What to work on
Every record below should be transcribed exactly. Omit the images.
__________
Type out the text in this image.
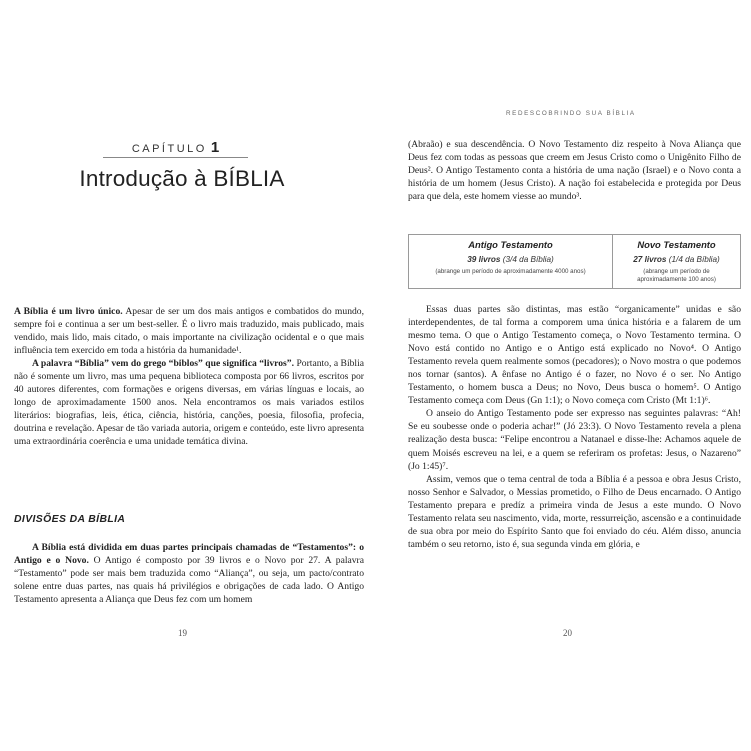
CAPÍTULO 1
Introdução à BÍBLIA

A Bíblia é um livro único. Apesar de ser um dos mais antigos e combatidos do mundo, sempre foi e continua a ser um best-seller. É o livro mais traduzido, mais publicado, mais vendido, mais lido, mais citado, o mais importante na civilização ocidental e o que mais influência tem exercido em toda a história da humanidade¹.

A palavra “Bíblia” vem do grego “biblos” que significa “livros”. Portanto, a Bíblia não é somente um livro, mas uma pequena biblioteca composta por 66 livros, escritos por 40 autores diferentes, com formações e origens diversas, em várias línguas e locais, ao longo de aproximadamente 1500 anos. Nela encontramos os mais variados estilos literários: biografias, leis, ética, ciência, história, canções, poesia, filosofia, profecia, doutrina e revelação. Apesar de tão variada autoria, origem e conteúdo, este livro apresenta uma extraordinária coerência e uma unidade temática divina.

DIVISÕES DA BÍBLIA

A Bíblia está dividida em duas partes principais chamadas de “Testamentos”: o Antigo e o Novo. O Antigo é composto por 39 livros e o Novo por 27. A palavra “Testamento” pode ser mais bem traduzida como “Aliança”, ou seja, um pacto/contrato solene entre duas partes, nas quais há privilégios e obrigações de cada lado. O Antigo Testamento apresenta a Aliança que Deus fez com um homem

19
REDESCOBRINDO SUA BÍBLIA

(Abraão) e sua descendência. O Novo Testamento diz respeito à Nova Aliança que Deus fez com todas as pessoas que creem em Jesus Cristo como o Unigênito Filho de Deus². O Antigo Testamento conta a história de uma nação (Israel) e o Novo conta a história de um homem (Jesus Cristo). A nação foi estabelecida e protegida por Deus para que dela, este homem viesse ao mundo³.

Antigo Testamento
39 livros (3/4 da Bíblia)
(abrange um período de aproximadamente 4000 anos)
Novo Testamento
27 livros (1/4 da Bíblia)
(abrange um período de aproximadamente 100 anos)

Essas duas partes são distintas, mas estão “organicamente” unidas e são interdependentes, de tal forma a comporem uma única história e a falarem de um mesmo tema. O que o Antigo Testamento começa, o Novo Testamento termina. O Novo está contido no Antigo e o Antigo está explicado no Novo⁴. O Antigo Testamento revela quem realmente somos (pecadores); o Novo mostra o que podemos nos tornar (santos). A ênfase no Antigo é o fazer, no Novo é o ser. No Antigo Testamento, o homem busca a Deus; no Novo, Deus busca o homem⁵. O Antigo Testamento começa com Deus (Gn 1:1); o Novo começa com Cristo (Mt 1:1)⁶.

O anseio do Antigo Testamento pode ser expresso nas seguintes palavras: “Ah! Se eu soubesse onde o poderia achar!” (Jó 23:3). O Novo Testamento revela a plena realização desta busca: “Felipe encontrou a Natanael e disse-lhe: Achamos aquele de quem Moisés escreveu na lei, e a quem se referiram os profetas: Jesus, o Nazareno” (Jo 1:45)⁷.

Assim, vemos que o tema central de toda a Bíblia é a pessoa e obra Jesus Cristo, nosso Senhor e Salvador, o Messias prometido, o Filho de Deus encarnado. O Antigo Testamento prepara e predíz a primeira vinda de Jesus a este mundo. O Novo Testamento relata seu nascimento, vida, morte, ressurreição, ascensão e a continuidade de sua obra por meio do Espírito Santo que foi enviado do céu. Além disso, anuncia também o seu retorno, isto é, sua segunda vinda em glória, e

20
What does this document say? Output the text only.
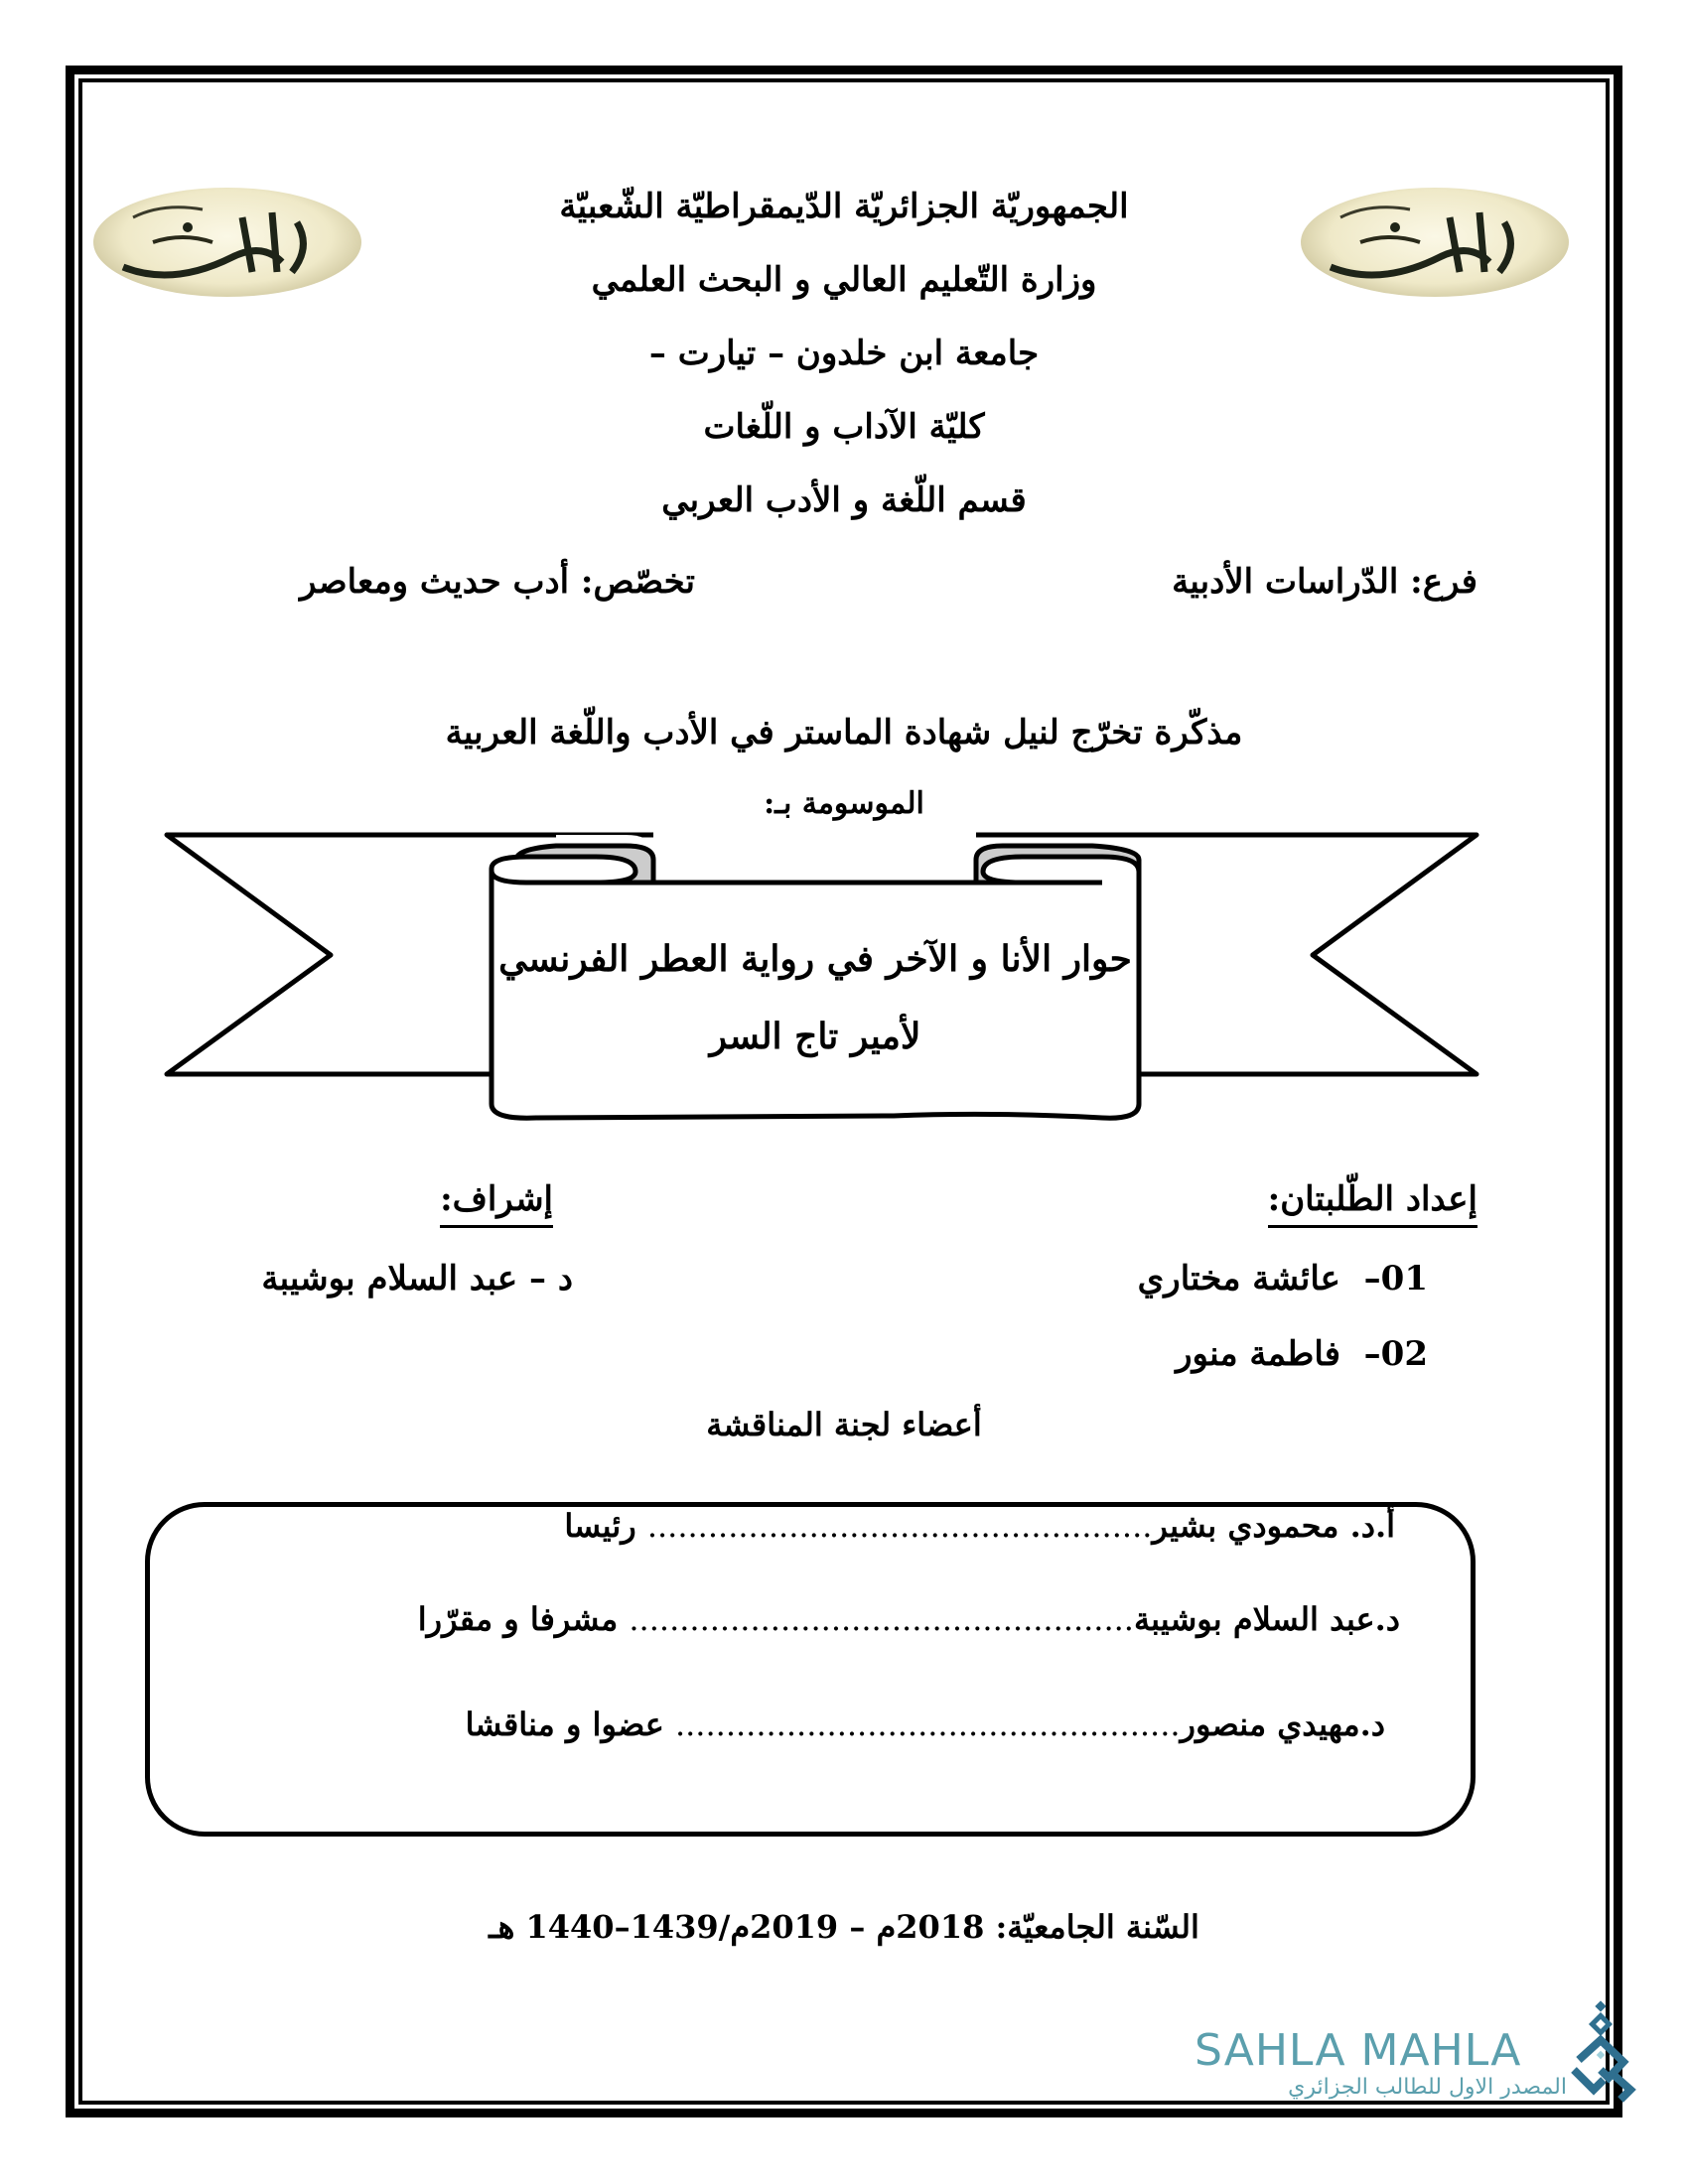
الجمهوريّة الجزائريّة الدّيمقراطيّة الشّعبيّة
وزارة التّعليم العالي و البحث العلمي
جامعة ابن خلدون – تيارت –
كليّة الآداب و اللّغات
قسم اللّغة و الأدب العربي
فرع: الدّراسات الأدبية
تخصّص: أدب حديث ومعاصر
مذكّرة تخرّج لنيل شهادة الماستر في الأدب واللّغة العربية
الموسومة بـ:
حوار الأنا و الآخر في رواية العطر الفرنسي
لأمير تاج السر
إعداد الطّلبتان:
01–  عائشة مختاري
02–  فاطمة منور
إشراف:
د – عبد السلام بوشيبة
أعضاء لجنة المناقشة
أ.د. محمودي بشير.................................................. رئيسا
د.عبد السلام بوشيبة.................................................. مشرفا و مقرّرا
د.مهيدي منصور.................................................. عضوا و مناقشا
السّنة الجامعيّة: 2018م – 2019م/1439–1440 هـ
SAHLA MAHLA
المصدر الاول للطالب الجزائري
__________
Solved exercise
Type out the text in this image.
CAPÍTULO 1
Introdução à BÍBLIA

A Bíblia é um livro único. Apesar de ser um dos mais antigos e combatidos do mundo, sempre foi e continua a ser um best-seller. É o livro mais traduzido, mais publicado, mais vendido, mais lido, mais citado, o mais importante na civilização ocidental e o que mais influência tem exercido em toda a história da humanidade¹.

A palavra “Bíblia” vem do grego “biblos” que significa “livros”. Portanto, a Bíblia não é somente um livro, mas uma pequena biblioteca composta por 66 livros, escritos por 40 autores diferentes, com formações e origens diversas, em várias línguas e locais, ao longo de aproximadamente 1500 anos. Nela encontramos os mais variados estilos literários: biografias, leis, ética, ciência, história, canções, poesia, filosofia, profecia, doutrina e revelação. Apesar de tão variada autoria, origem e conteúdo, este livro apresenta uma extraordinária coerência e uma unidade temática divina.

DIVISÕES DA BÍBLIA

A Bíblia está dividida em duas partes principais chamadas de “Testamentos”: o Antigo e o Novo. O Antigo é composto por 39 livros e o Novo por 27. A palavra “Testamento” pode ser mais bem traduzida como “Aliança”, ou seja, um pacto/contrato solene entre duas partes, nas quais há privilégios e obrigações de cada lado. O Antigo Testamento apresenta a Aliança que Deus fez com um homem

19
REDESCOBRINDO SUA BÍBLIA

(Abraão) e sua descendência. O Novo Testamento diz respeito à Nova Aliança que Deus fez com todas as pessoas que creem em Jesus Cristo como o Unigênito Filho de Deus². O Antigo Testamento conta a história de uma nação (Israel) e o Novo conta a história de um homem (Jesus Cristo). A nação foi estabelecida e protegida por Deus para que dela, este homem viesse ao mundo³.

Antigo Testamento
39 livros (3/4 da Bíblia)
(abrange um período de aproximadamente 4000 anos)
Novo Testamento
27 livros (1/4 da Bíblia)
(abrange um período de aproximadamente 100 anos)

Essas duas partes são distintas, mas estão “organicamente” unidas e são interdependentes, de tal forma a comporem uma única história e a falarem de um mesmo tema. O que o Antigo Testamento começa, o Novo Testamento termina. O Novo está contido no Antigo e o Antigo está explicado no Novo⁴. O Antigo Testamento revela quem realmente somos (pecadores); o Novo mostra o que podemos nos tornar (santos). A ênfase no Antigo é o fazer, no Novo é o ser. No Antigo Testamento, o homem busca a Deus; no Novo, Deus busca o homem⁵. O Antigo Testamento começa com Deus (Gn 1:1); o Novo começa com Cristo (Mt 1:1)⁶.

O anseio do Antigo Testamento pode ser expresso nas seguintes palavras: “Ah! Se eu soubesse onde o poderia achar!” (Jó 23:3). O Novo Testamento revela a plena realização desta busca: “Felipe encontrou a Natanael e disse-lhe: Achamos aquele de quem Moisés escreveu na lei, e a quem se referiram os profetas: Jesus, o Nazareno” (Jo 1:45)⁷.

Assim, vemos que o tema central de toda a Bíblia é a pessoa e obra Jesus Cristo, nosso Senhor e Salvador, o Messias prometido, o Filho de Deus encarnado. O Antigo Testamento prepara e predíz a primeira vinda de Jesus a este mundo. O Novo Testamento relata seu nascimento, vida, morte, ressurreição, ascensão e a continuidade de sua obra por meio do Espírito Santo que foi enviado do céu. Além disso, anuncia também o seu retorno, isto é, sua segunda vinda em glória, e

20
What does this document say? Output the text only.
الجمهوريّة الجزائريّة الدّيمقراطيّة الشّعبيّة
وزارة التّعليم العالي و البحث العلمي
جامعة ابن خلدون – تيارت –
كليّة الآداب و اللّغات
قسم اللّغة و الأدب العربي
فرع: الدّراسات الأدبية
تخصّص: أدب حديث ومعاصر
مذكّرة تخرّج لنيل شهادة الماستر في الأدب واللّغة العربية
الموسومة بـ:
حوار الأنا و الآخر في رواية العطر الفرنسي
لأمير تاج السر
إعداد الطّلبتان:
01–  عائشة مختاري
02–  فاطمة منور
إشراف:
د – عبد السلام بوشيبة
أعضاء لجنة المناقشة
أ.د. محمودي بشير.................................................. رئيسا
د.عبد السلام بوشيبة.................................................. مشرفا و مقرّرا
د.مهيدي منصور.................................................. عضوا و مناقشا
السّنة الجامعيّة: 2018م – 2019م/1439–1440 هـ
SAHLA MAHLA
المصدر الاول للطالب الجزائري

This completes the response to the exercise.